- [Task objective] Copy out all the entries word for word.

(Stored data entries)
--------------------------------
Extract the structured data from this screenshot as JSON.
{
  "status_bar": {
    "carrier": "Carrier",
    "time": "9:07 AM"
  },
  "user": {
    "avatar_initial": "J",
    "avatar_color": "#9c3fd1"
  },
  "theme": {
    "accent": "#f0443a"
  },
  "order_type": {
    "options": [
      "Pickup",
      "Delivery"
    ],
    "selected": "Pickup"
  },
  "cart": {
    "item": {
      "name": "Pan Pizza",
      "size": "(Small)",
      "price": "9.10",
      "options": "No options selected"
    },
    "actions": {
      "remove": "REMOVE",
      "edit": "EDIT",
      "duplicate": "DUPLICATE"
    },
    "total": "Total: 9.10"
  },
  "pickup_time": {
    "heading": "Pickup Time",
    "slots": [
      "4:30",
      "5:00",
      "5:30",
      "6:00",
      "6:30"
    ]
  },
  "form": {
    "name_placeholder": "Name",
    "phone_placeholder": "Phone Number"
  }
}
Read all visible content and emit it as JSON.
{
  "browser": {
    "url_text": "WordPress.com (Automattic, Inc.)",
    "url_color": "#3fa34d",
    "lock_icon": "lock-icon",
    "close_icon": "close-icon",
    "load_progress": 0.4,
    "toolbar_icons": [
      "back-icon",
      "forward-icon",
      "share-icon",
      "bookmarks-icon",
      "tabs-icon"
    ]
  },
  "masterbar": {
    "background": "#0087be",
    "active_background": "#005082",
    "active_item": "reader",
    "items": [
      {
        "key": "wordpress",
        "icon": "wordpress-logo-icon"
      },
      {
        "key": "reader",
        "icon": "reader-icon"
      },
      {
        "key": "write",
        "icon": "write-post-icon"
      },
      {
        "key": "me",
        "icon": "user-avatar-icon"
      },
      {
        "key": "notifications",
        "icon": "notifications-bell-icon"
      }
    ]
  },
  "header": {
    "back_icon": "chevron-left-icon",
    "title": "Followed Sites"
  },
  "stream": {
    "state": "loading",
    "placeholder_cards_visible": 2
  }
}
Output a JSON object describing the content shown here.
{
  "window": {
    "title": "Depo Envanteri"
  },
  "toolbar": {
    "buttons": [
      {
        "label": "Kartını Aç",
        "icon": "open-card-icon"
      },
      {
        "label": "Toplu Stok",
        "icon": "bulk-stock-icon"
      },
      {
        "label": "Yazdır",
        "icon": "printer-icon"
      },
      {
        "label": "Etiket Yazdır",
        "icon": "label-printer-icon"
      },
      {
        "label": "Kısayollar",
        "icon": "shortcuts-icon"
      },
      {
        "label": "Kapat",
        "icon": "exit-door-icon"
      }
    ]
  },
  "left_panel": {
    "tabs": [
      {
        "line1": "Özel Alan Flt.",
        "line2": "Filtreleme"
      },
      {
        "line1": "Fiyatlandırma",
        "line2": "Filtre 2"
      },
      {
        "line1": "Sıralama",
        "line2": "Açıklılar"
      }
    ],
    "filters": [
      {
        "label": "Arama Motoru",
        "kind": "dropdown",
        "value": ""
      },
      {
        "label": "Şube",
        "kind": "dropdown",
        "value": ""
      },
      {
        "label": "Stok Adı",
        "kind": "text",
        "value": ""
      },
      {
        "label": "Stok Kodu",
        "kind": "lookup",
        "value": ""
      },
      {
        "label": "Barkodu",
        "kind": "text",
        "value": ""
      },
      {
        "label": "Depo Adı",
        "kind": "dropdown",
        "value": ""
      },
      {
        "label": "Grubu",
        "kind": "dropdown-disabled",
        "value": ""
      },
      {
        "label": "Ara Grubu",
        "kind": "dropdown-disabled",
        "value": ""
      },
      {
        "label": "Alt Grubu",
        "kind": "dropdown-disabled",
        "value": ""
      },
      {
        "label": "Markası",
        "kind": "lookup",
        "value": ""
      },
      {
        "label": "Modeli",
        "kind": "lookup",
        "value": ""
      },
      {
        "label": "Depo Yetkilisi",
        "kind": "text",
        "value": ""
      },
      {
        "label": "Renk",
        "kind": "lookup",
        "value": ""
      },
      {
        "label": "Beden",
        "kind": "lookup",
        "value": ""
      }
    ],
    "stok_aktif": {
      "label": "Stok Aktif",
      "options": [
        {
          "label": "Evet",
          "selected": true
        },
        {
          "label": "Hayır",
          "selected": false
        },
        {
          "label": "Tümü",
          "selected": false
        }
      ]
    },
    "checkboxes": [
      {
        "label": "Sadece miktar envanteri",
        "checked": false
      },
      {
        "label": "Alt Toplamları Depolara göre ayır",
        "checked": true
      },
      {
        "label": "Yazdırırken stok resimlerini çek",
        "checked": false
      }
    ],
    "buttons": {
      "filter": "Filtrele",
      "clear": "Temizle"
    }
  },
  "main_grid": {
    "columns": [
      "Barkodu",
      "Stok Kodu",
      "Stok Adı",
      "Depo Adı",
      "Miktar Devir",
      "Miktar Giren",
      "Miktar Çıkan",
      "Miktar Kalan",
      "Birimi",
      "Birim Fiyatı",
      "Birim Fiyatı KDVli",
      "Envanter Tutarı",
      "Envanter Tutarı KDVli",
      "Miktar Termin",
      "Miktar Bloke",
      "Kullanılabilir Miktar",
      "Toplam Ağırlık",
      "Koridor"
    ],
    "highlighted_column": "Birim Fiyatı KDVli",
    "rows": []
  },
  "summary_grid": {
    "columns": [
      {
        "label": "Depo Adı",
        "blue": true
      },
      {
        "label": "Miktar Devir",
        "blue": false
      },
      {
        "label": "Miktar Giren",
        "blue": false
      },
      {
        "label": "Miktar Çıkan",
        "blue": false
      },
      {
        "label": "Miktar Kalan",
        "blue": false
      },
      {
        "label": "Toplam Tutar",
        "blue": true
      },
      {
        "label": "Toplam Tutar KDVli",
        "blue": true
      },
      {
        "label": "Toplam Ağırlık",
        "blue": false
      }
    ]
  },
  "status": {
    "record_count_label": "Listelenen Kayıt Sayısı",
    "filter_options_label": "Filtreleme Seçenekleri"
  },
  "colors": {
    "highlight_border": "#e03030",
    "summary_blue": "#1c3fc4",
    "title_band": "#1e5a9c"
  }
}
--------------------------------
- [Task solution]
Extract the structured data from this screenshot as JSON.
{
  "status_bar": {
    "carrier": "Carrier",
    "time": "9:07 AM"
  },
  "user": {
    "avatar_initial": "J",
    "avatar_color": "#9c3fd1"
  },
  "theme": {
    "accent": "#f0443a"
  },
  "order_type": {
    "options": [
      "Pickup",
      "Delivery"
    ],
    "selected": "Pickup"
  },
  "cart": {
    "item": {
      "name": "Pan Pizza",
      "size": "(Small)",
      "price": "9.10",
      "options": "No options selected"
    },
    "actions": {
      "remove": "REMOVE",
      "edit": "EDIT",
      "duplicate": "DUPLICATE"
    },
    "total": "Total: 9.10"
  },
  "pickup_time": {
    "heading": "Pickup Time",
    "slots": [
      "4:30",
      "5:00",
      "5:30",
      "6:00",
      "6:30"
    ]
  },
  "form": {
    "name_placeholder": "Name",
    "phone_placeholder": "Phone Number"
  }
}
Read all visible content and emit it as JSON.
{
  "browser": {
    "url_text": "WordPress.com (Automattic, Inc.)",
    "url_color": "#3fa34d",
    "lock_icon": "lock-icon",
    "close_icon": "close-icon",
    "load_progress": 0.4,
    "toolbar_icons": [
      "back-icon",
      "forward-icon",
      "share-icon",
      "bookmarks-icon",
      "tabs-icon"
    ]
  },
  "masterbar": {
    "background": "#0087be",
    "active_background": "#005082",
    "active_item": "reader",
    "items": [
      {
        "key": "wordpress",
        "icon": "wordpress-logo-icon"
      },
      {
        "key": "reader",
        "icon": "reader-icon"
      },
      {
        "key": "write",
        "icon": "write-post-icon"
      },
      {
        "key": "me",
        "icon": "user-avatar-icon"
      },
      {
        "key": "notifications",
        "icon": "notifications-bell-icon"
      }
    ]
  },
  "header": {
    "back_icon": "chevron-left-icon",
    "title": "Followed Sites"
  },
  "stream": {
    "state": "loading",
    "placeholder_cards_visible": 2
  }
}
Output a JSON object describing the content shown here.
{
  "window": {
    "title": "Depo Envanteri"
  },
  "toolbar": {
    "buttons": [
      {
        "label": "Kartını Aç",
        "icon": "open-card-icon"
      },
      {
        "label": "Toplu Stok",
        "icon": "bulk-stock-icon"
      },
      {
        "label": "Yazdır",
        "icon": "printer-icon"
      },
      {
        "label": "Etiket Yazdır",
        "icon": "label-printer-icon"
      },
      {
        "label": "Kısayollar",
        "icon": "shortcuts-icon"
      },
      {
        "label": "Kapat",
        "icon": "exit-door-icon"
      }
    ]
  },
  "left_panel": {
    "tabs": [
      {
        "line1": "Özel Alan Flt.",
        "line2": "Filtreleme"
      },
      {
        "line1": "Fiyatlandırma",
        "line2": "Filtre 2"
      },
      {
        "line1": "Sıralama",
        "line2": "Açıklılar"
      }
    ],
    "filters": [
      {
        "label": "Arama Motoru",
        "kind": "dropdown",
        "value": ""
      },
      {
        "label": "Şube",
        "kind": "dropdown",
        "value": ""
      },
      {
        "label": "Stok Adı",
        "kind": "text",
        "value": ""
      },
      {
        "label": "Stok Kodu",
        "kind": "lookup",
        "value": ""
      },
      {
        "label": "Barkodu",
        "kind": "text",
        "value": ""
      },
      {
        "label": "Depo Adı",
        "kind": "dropdown",
        "value": ""
      },
      {
        "label": "Grubu",
        "kind": "dropdown-disabled",
        "value": ""
      },
      {
        "label": "Ara Grubu",
        "kind": "dropdown-disabled",
        "value": ""
      },
      {
        "label": "Alt Grubu",
        "kind": "dropdown-disabled",
        "value": ""
      },
      {
        "label": "Markası",
        "kind": "lookup",
        "value": ""
      },
      {
        "label": "Modeli",
        "kind": "lookup",
        "value": ""
      },
      {
        "label": "Depo Yetkilisi",
        "kind": "text",
        "value": ""
      },
      {
        "label": "Renk",
        "kind": "lookup",
        "value": ""
      },
      {
        "label": "Beden",
        "kind": "lookup",
        "value": ""
      }
    ],
    "stok_aktif": {
      "label": "Stok Aktif",
      "options": [
        {
          "label": "Evet",
          "selected": true
        },
        {
          "label": "Hayır",
          "selected": false
        },
        {
          "label": "Tümü",
          "selected": false
        }
      ]
    },
    "checkboxes": [
      {
        "label": "Sadece miktar envanteri",
        "checked": false
      },
      {
        "label": "Alt Toplamları Depolara göre ayır",
        "checked": true
      },
      {
        "label": "Yazdırırken stok resimlerini çek",
        "checked": false
      }
    ],
    "buttons": {
      "filter": "Filtrele",
      "clear": "Temizle"
    }
  },
  "main_grid": {
    "columns": [
      "Barkodu",
      "Stok Kodu",
      "Stok Adı",
      "Depo Adı",
      "Miktar Devir",
      "Miktar Giren",
      "Miktar Çıkan",
      "Miktar Kalan",
      "Birimi",
      "Birim Fiyatı",
      "Birim Fiyatı KDVli",
      "Envanter Tutarı",
      "Envanter Tutarı KDVli",
      "Miktar Termin",
      "Miktar Bloke",
      "Kullanılabilir Miktar",
      "Toplam Ağırlık",
      "Koridor"
    ],
    "highlighted_column": "Birim Fiyatı KDVli",
    "rows": []
  },
  "summary_grid": {
    "columns": [
      {
        "label": "Depo Adı",
        "blue": true
      },
      {
        "label": "Miktar Devir",
        "blue": false
      },
      {
        "label": "Miktar Giren",
        "blue": false
      },
      {
        "label": "Miktar Çıkan",
        "blue": false
      },
      {
        "label": "Miktar Kalan",
        "blue": false
      },
      {
        "label": "Toplam Tutar",
        "blue": true
      },
      {
        "label": "Toplam Tutar KDVli",
        "blue": true
      },
      {
        "label": "Toplam Ağırlık",
        "blue": false
      }
    ]
  },
  "status": {
    "record_count_label": "Listelenen Kayıt Sayısı",
    "filter_options_label": "Filtreleme Seçenekleri"
  },
  "colors": {
    "highlight_border": "#e03030",
    "summary_blue": "#1c3fc4",
    "title_band": "#1e5a9c"
  }
}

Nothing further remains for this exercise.